• [Direction]: Reading down the listing below, count the lines where the word "如图所示" shows up, then give only that count.

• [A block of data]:
>> BEGIN
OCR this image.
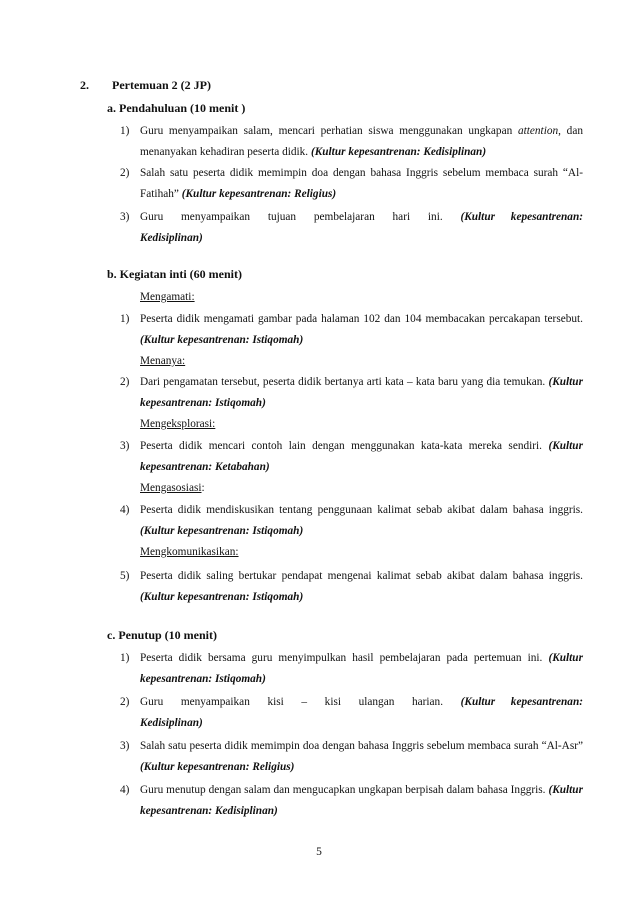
2. Pertemuan 2 (2 JP)
a. Pendahuluan (10 menit )
1) Guru menyampaikan salam, mencari perhatian siswa menggunakan ungkapan attention, dan menanyakan kehadiran peserta didik. (Kultur kepesantrenan: Kedisiplinan)
2) Salah satu peserta didik memimpin doa dengan bahasa Inggris sebelum membaca surah “Al-Fatihah” (Kultur kepesantrenan: Religius)
3) Guru menyampaikan tujuan pembelajaran hari ini. (Kultur kepesantrenan: Kedisiplinan)
b. Kegiatan inti (60 menit)
Mengamati:
1) Peserta didik mengamati gambar pada halaman 102 dan 104 membacakan percakapan tersebut. (Kultur kepesantrenan: Istiqomah)
Menanya:
2) Dari pengamatan tersebut, peserta didik bertanya arti kata – kata baru yang dia temukan. (Kultur kepesantrenan: Istiqomah)
Mengeksplorasi:
3) Peserta didik mencari contoh lain dengan menggunakan kata-kata mereka sendiri. (Kultur kepesantrenan: Ketabahan)
Mengasosiasi:
4) Peserta didik mendiskusikan tentang penggunaan kalimat sebab akibat dalam bahasa inggris. (Kultur kepesantrenan: Istiqomah)
Mengkomunikasikan:
5) Peserta didik saling bertukar pendapat mengenai kalimat sebab akibat dalam bahasa inggris. (Kultur kepesantrenan: Istiqomah)
c. Penutup (10 menit)
1) Peserta didik bersama guru menyimpulkan hasil pembelajaran pada pertemuan ini. (Kultur kepesantrenan: Istiqomah)
2) Guru menyampaikan kisi – kisi ulangan harian. (Kultur kepesantrenan: Kedisiplinan)
3) Salah satu peserta didik memimpin doa dengan bahasa Inggris sebelum membaca surah “Al-Asr” (Kultur kepesantrenan: Religius)
4) Guru menutup dengan salam dan mengucapkan ungkapan berpisah dalam bahasa Inggris. (Kultur kepesantrenan: Kedisiplinan)
5
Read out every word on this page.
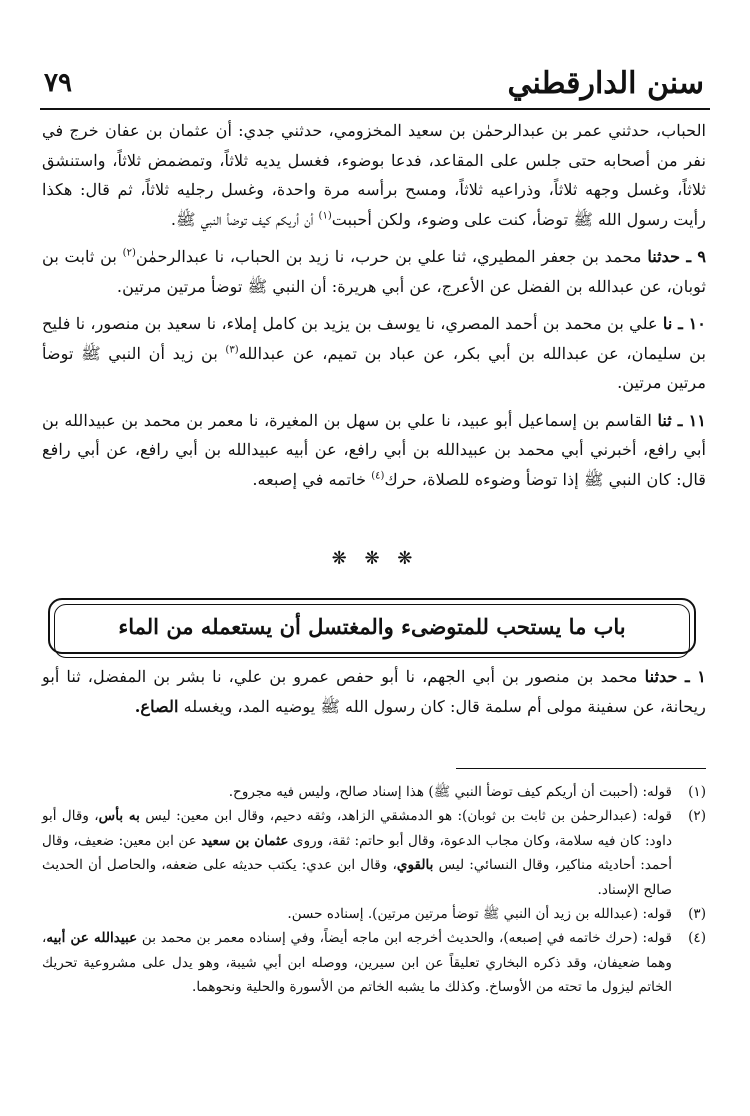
سنن الدارقطني
٧٩

الحباب، حدثني عمر بن عبدالرحمٰن بن سعيد المخزومي، حدثني جدي: أن عثمان بن عفان خرج في نفر من أصحابه حتى جلس على المقاعد، فدعا بوضوء، فغسل يديه ثلاثاً، وتمضمض ثلاثاً، واستنشق ثلاثاً، وغسل وجهه ثلاثاً، وذراعيه ثلاثاً، ومسح برأسه مرة واحدة، وغسل رجليه ثلاثاً، ثم قال: هكذا رأيت رسول الله ﷺ توضأ، كنت على وضوء، ولكن أحببت$^{(١)}$ أن أريكم كيف توضأ النبي ﷺ.

٩ ـ حدثنا محمد بن جعفر المطيري، ثنا علي بن حرب، نا زيد بن الحباب، نا عبدالرحمٰن$^{(٢)}$ بن ثابت بن ثوبان، عن عبدالله بن الفضل عن الأعرج، عن أبي هريرة: أن النبي ﷺ توضأ مرتين مرتين.

١٠ ـ نا علي بن محمد بن أحمد المصري، نا يوسف بن يزيد بن كامل إملاء، نا سعيد بن منصور، نا فليح بن سليمان، عن عبدالله بن أبي بكر، عن عباد بن تميم، عن عبدالله$^{(٣)}$ بن زيد أن النبي ﷺ توضأ مرتين مرتين.

١١ ـ ثنا القاسم بن إسماعيل أبو عبيد، نا علي بن سهل بن المغيرة، نا معمر بن محمد بن عبيدالله بن أبي رافع، أخبرني أبي محمد بن عبيدالله بن أبي رافع، عن أبيه عبيدالله بن أبي رافع، عن أبي رافع قال: كان النبي ﷺ إذا توضأ وضوءه للصلاة، حرك$^{(٤)}$ خاتمه في إصبعه.

❋ ❋ ❋
باب ما يستحب للمتوضىء والمغتسل أن يستعمله من الماء

١ ـ حدثنا محمد بن منصور بن أبي الجهم، نا أبو حفص عمرو بن علي، نا بشر بن المفضل، ثنا أبو ريحانة، عن سفينة مولى أم سلمة قال: كان رسول الله ﷺ يوضيه المد، ويغسله الصاع.

(١)
قوله: (أحببت أن أريكم كيف توضأ النبي ﷺ) هذا إسناد صالح، وليس فيه مجروح.
(٢)
قوله: (عبدالرحمٰن بن ثابت بن ثوبان): هو الدمشقي الزاهد، وثقه دحيم، وقال ابن معين: ليس به بأس، وقال أبو داود: كان فيه سلامة، وكان مجاب الدعوة، وقال أبو حاتم: ثقة، وروى عثمان بن سعيد عن ابن معين: ضعيف، وقال أحمد: أحاديثه مناكير، وقال النسائي: ليس بالقوي، وقال ابن عدي: يكتب حديثه على ضعفه، والحاصل أن الحديث صالح الإسناد.
(٣)
قوله: (عبدالله بن زيد أن النبي ﷺ توضأ مرتين مرتين). إسناده حسن.
(٤)
قوله: (حرك خاتمه في إصبعه)، والحديث أخرجه ابن ماجه أيضاً، وفي إسناده معمر بن محمد بن عبيدالله عن أبيه، وهما ضعيفان، وقد ذكره البخاري تعليقاً عن ابن سيرين، ووصله ابن أبي شيبة، وهو يدل على مشروعية تحريك الخاتم ليزول ما تحته من الأوساخ. وكذلك ما يشبه الخاتم من الأسورة والحلية ونحوهما.
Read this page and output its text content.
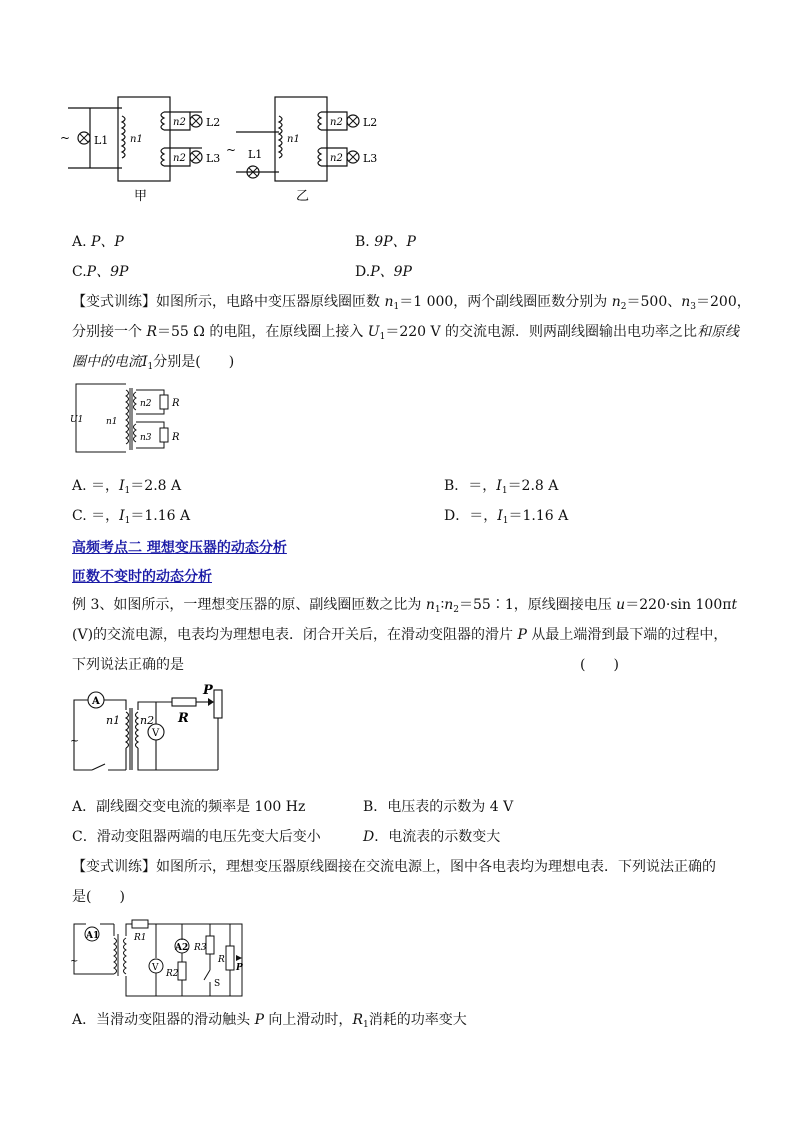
~ L1 n1
n2
n2
L2
L3
甲
~ L1
n1
n2
n2
L2
L3
乙
A. P、P	B. 9P、P
C.P、9P	D.P、9P
【变式训练】如图所示，电路中变压器原线圈匝数 $n_1=1$ 000，两个副线圈匝数分别为 $n_2=500$、$n_3=200$，
分别接一个 R＝55 Ω 的电阻，在原线圈上接入 $U_1=220$ V 的交流电源．则两副线圈输出电功率之比和原线
圈中的电流$I_1$分别是(　　)
U1	n1
n2
n3
R
R
A. ＝，$I_1=2.8$ A	B．＝，$I_1=2.8$ A
C. ＝，$I_1=1.16$ A	D．＝，$I_1=1.16$ A
高频考点二 理想变压器的动态分析
匝数不变时的动态分析
例 3、如图所示，一理想变压器的原、副线圈匝数之比为 $n_1∶n_2=55∶1$，原线圈接电压 u＝220·sin 100πt
(V)的交流电源，电表均为理想电表．闭合开关后，在滑动变阻器的滑片 P 从最上端滑到最下端的过程中，
下列说法正确的是	(　　)
A
V
n1 n2 R
P
~
A．副线圈交变电流的频率是 100 Hz	B．电压表的示数为 4 V
C．滑动变阻器两端的电压先变大后变小	D．电流表的示数变大
【变式训练】如图所示，理想变压器原线圈接在交流电源上，图中各电表均为理想电表．下列说法正确的
是(　　)
A1
A2
V
R1
R2
R3
R
P
S
~
A．当滑动变阻器的滑动触头 P 向上滑动时，$R_1$消耗的功率变大
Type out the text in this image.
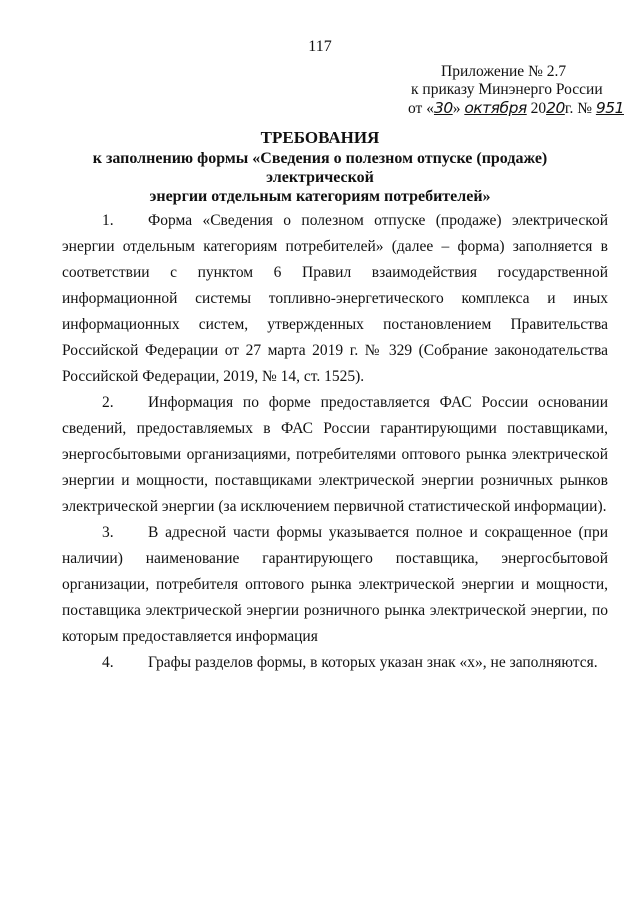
117
Приложение № 2.7
к приказу Минэнерго России
от «30» октября 2020г. № 951
ТРЕБОВАНИЯ
к заполнению формы «Сведения о полезном отпуске (продаже) электрической
энергии отдельным категориям потребителей»

1. Форма «Сведения о полезном отпуске (продаже) электрической энергии отдельным категориям потребителей» (далее – форма) заполняется в соответствии с пунктом 6 Правил взаимодействия государственной информационной системы топливно-энергетического комплекса и иных информационных систем, утвержденных постановлением Правительства Российской Федерации от 27 марта 2019 г. № 329 (Собрание законодательства Российской Федерации, 2019, № 14, ст. 1525).

2. Информация по форме предоставляется ФАС России основании сведений, предоставляемых в ФАС России гарантирующими поставщиками, энергосбытовыми организациями, потребителями оптового рынка электрической энергии и мощности, поставщиками электрической энергии розничных рынков электрической энергии (за исключением первичной статистической информации).

3. В адресной части формы указывается полное и сокращенное (при наличии) наименование гарантирующего поставщика, энергосбытовой организации, потребителя оптового рынка электрической энергии и мощности, поставщика электрической энергии розничного рынка электрической энергии, по которым предоставляется информация

4. Графы разделов формы, в которых указан знак «х», не заполняются.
>> END
• [Response]: 3